◆ **EXERCISE BRIEF**
Print out the entries below with no edits.

◆ **DATA IN THIS EXERCISE**
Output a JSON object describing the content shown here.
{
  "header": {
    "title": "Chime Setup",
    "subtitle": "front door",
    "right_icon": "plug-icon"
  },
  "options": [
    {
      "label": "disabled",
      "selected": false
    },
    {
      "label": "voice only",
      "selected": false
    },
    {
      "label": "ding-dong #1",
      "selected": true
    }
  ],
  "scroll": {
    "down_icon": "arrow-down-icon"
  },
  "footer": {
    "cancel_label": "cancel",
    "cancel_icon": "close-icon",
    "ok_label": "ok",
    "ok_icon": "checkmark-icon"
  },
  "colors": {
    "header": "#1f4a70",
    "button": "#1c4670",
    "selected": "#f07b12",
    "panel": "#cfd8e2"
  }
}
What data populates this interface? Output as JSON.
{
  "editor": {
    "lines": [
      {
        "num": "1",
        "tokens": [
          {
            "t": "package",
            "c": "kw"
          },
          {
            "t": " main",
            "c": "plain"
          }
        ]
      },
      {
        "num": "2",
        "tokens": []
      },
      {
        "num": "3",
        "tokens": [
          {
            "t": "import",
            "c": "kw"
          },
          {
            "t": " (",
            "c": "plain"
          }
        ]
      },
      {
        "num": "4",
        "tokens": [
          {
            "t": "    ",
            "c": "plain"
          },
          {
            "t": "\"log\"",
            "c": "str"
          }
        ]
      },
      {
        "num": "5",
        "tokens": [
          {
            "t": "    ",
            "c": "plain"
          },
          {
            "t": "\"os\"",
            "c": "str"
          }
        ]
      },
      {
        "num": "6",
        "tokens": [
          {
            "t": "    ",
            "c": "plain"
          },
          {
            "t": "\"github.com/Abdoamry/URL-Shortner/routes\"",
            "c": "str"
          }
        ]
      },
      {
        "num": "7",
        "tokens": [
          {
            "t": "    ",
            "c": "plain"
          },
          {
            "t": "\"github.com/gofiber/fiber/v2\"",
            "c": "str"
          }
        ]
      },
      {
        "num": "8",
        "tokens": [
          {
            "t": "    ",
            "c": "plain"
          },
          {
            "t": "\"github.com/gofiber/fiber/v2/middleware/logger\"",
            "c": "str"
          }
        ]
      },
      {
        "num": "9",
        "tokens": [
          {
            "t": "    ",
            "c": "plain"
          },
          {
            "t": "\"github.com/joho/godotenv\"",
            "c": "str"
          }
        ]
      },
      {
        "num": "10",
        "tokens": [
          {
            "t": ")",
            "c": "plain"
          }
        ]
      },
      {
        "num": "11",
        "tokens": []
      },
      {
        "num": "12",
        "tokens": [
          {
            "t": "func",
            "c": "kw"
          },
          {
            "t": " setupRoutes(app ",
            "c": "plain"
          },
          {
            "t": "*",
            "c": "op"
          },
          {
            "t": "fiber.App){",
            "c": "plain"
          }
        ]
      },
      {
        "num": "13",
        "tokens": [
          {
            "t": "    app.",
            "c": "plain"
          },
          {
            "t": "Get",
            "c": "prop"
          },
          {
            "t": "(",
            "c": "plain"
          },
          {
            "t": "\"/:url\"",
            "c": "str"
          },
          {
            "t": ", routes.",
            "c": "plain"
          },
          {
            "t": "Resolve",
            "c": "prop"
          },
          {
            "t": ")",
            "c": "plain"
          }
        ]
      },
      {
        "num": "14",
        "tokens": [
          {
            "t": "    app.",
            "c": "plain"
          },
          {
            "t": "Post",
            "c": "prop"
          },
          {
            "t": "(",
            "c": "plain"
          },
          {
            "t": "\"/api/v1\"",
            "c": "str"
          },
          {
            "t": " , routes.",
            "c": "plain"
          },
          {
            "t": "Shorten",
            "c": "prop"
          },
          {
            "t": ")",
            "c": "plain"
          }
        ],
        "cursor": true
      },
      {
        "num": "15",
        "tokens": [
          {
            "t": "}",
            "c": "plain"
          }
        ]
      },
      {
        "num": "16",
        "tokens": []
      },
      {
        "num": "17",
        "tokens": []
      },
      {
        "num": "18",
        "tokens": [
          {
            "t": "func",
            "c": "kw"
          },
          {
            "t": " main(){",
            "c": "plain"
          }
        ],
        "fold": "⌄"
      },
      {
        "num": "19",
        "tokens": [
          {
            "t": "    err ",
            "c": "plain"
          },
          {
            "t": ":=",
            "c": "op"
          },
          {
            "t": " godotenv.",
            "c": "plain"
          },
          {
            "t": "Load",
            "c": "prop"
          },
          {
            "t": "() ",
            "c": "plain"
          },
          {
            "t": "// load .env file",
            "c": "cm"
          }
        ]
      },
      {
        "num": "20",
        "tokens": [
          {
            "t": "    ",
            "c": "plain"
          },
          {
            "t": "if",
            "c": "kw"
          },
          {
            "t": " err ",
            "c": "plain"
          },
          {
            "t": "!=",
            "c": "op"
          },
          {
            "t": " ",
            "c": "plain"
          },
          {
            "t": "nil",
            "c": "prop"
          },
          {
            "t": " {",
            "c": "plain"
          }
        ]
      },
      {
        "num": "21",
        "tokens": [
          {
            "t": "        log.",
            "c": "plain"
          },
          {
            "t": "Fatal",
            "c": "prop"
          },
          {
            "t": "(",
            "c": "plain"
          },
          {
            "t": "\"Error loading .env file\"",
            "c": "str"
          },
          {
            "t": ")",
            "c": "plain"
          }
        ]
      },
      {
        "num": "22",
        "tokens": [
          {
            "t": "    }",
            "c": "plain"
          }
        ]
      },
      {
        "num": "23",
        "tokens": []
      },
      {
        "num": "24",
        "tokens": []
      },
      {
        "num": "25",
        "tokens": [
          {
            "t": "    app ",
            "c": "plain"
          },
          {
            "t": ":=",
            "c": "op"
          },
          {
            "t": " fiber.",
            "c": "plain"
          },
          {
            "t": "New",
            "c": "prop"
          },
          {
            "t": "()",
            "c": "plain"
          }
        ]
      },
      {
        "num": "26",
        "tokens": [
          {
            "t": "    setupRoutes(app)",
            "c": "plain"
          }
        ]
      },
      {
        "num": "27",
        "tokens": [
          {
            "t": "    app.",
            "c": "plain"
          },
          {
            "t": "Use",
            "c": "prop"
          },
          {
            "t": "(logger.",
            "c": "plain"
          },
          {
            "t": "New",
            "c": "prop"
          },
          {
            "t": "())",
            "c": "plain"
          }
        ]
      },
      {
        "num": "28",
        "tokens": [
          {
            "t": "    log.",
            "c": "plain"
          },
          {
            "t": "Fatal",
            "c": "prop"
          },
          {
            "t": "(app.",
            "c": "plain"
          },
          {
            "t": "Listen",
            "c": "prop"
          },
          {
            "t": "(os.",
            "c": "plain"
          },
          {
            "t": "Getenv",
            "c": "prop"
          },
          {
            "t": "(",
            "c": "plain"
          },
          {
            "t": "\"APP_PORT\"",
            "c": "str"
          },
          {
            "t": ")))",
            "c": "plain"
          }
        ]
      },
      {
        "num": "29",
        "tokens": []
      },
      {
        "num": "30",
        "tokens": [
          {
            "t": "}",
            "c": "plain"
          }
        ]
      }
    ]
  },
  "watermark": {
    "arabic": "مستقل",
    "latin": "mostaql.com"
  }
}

◆ **OUTPUT**
Output a JSON object describing the content shown here.
{
  "header": {
    "title": "Chime Setup",
    "subtitle": "front door",
    "right_icon": "plug-icon"
  },
  "options": [
    {
      "label": "disabled",
      "selected": false
    },
    {
      "label": "voice only",
      "selected": false
    },
    {
      "label": "ding-dong #1",
      "selected": true
    }
  ],
  "scroll": {
    "down_icon": "arrow-down-icon"
  },
  "footer": {
    "cancel_label": "cancel",
    "cancel_icon": "close-icon",
    "ok_label": "ok",
    "ok_icon": "checkmark-icon"
  },
  "colors": {
    "header": "#1f4a70",
    "button": "#1c4670",
    "selected": "#f07b12",
    "panel": "#cfd8e2"
  }
}
What data populates this interface? Output as JSON.
{
  "editor": {
    "lines": [
      {
        "num": "1",
        "tokens": [
          {
            "t": "package",
            "c": "kw"
          },
          {
            "t": " main",
            "c": "plain"
          }
        ]
      },
      {
        "num": "2",
        "tokens": []
      },
      {
        "num": "3",
        "tokens": [
          {
            "t": "import",
            "c": "kw"
          },
          {
            "t": " (",
            "c": "plain"
          }
        ]
      },
      {
        "num": "4",
        "tokens": [
          {
            "t": "    ",
            "c": "plain"
          },
          {
            "t": "\"log\"",
            "c": "str"
          }
        ]
      },
      {
        "num": "5",
        "tokens": [
          {
            "t": "    ",
            "c": "plain"
          },
          {
            "t": "\"os\"",
            "c": "str"
          }
        ]
      },
      {
        "num": "6",
        "tokens": [
          {
            "t": "    ",
            "c": "plain"
          },
          {
            "t": "\"github.com/Abdoamry/URL-Shortner/routes\"",
            "c": "str"
          }
        ]
      },
      {
        "num": "7",
        "tokens": [
          {
            "t": "    ",
            "c": "plain"
          },
          {
            "t": "\"github.com/gofiber/fiber/v2\"",
            "c": "str"
          }
        ]
      },
      {
        "num": "8",
        "tokens": [
          {
            "t": "    ",
            "c": "plain"
          },
          {
            "t": "\"github.com/gofiber/fiber/v2/middleware/logger\"",
            "c": "str"
          }
        ]
      },
      {
        "num": "9",
        "tokens": [
          {
            "t": "    ",
            "c": "plain"
          },
          {
            "t": "\"github.com/joho/godotenv\"",
            "c": "str"
          }
        ]
      },
      {
        "num": "10",
        "tokens": [
          {
            "t": ")",
            "c": "plain"
          }
        ]
      },
      {
        "num": "11",
        "tokens": []
      },
      {
        "num": "12",
        "tokens": [
          {
            "t": "func",
            "c": "kw"
          },
          {
            "t": " setupRoutes(app ",
            "c": "plain"
          },
          {
            "t": "*",
            "c": "op"
          },
          {
            "t": "fiber.App){",
            "c": "plain"
          }
        ]
      },
      {
        "num": "13",
        "tokens": [
          {
            "t": "    app.",
            "c": "plain"
          },
          {
            "t": "Get",
            "c": "prop"
          },
          {
            "t": "(",
            "c": "plain"
          },
          {
            "t": "\"/:url\"",
            "c": "str"
          },
          {
            "t": ", routes.",
            "c": "plain"
          },
          {
            "t": "Resolve",
            "c": "prop"
          },
          {
            "t": ")",
            "c": "plain"
          }
        ]
      },
      {
        "num": "14",
        "tokens": [
          {
            "t": "    app.",
            "c": "plain"
          },
          {
            "t": "Post",
            "c": "prop"
          },
          {
            "t": "(",
            "c": "plain"
          },
          {
            "t": "\"/api/v1\"",
            "c": "str"
          },
          {
            "t": " , routes.",
            "c": "plain"
          },
          {
            "t": "Shorten",
            "c": "prop"
          },
          {
            "t": ")",
            "c": "plain"
          }
        ],
        "cursor": true
      },
      {
        "num": "15",
        "tokens": [
          {
            "t": "}",
            "c": "plain"
          }
        ]
      },
      {
        "num": "16",
        "tokens": []
      },
      {
        "num": "17",
        "tokens": []
      },
      {
        "num": "18",
        "tokens": [
          {
            "t": "func",
            "c": "kw"
          },
          {
            "t": " main(){",
            "c": "plain"
          }
        ],
        "fold": "⌄"
      },
      {
        "num": "19",
        "tokens": [
          {
            "t": "    err ",
            "c": "plain"
          },
          {
            "t": ":=",
            "c": "op"
          },
          {
            "t": " godotenv.",
            "c": "plain"
          },
          {
            "t": "Load",
            "c": "prop"
          },
          {
            "t": "() ",
            "c": "plain"
          },
          {
            "t": "// load .env file",
            "c": "cm"
          }
        ]
      },
      {
        "num": "20",
        "tokens": [
          {
            "t": "    ",
            "c": "plain"
          },
          {
            "t": "if",
            "c": "kw"
          },
          {
            "t": " err ",
            "c": "plain"
          },
          {
            "t": "!=",
            "c": "op"
          },
          {
            "t": " ",
            "c": "plain"
          },
          {
            "t": "nil",
            "c": "prop"
          },
          {
            "t": " {",
            "c": "plain"
          }
        ]
      },
      {
        "num": "21",
        "tokens": [
          {
            "t": "        log.",
            "c": "plain"
          },
          {
            "t": "Fatal",
            "c": "prop"
          },
          {
            "t": "(",
            "c": "plain"
          },
          {
            "t": "\"Error loading .env file\"",
            "c": "str"
          },
          {
            "t": ")",
            "c": "plain"
          }
        ]
      },
      {
        "num": "22",
        "tokens": [
          {
            "t": "    }",
            "c": "plain"
          }
        ]
      },
      {
        "num": "23",
        "tokens": []
      },
      {
        "num": "24",
        "tokens": []
      },
      {
        "num": "25",
        "tokens": [
          {
            "t": "    app ",
            "c": "plain"
          },
          {
            "t": ":=",
            "c": "op"
          },
          {
            "t": " fiber.",
            "c": "plain"
          },
          {
            "t": "New",
            "c": "prop"
          },
          {
            "t": "()",
            "c": "plain"
          }
        ]
      },
      {
        "num": "26",
        "tokens": [
          {
            "t": "    setupRoutes(app)",
            "c": "plain"
          }
        ]
      },
      {
        "num": "27",
        "tokens": [
          {
            "t": "    app.",
            "c": "plain"
          },
          {
            "t": "Use",
            "c": "prop"
          },
          {
            "t": "(logger.",
            "c": "plain"
          },
          {
            "t": "New",
            "c": "prop"
          },
          {
            "t": "())",
            "c": "plain"
          }
        ]
      },
      {
        "num": "28",
        "tokens": [
          {
            "t": "    log.",
            "c": "plain"
          },
          {
            "t": "Fatal",
            "c": "prop"
          },
          {
            "t": "(app.",
            "c": "plain"
          },
          {
            "t": "Listen",
            "c": "prop"
          },
          {
            "t": "(os.",
            "c": "plain"
          },
          {
            "t": "Getenv",
            "c": "prop"
          },
          {
            "t": "(",
            "c": "plain"
          },
          {
            "t": "\"APP_PORT\"",
            "c": "str"
          },
          {
            "t": ")))",
            "c": "plain"
          }
        ]
      },
      {
        "num": "29",
        "tokens": []
      },
      {
        "num": "30",
        "tokens": [
          {
            "t": "}",
            "c": "plain"
          }
        ]
      }
    ]
  },
  "watermark": {
    "arabic": "مستقل",
    "latin": "mostaql.com"
  }
}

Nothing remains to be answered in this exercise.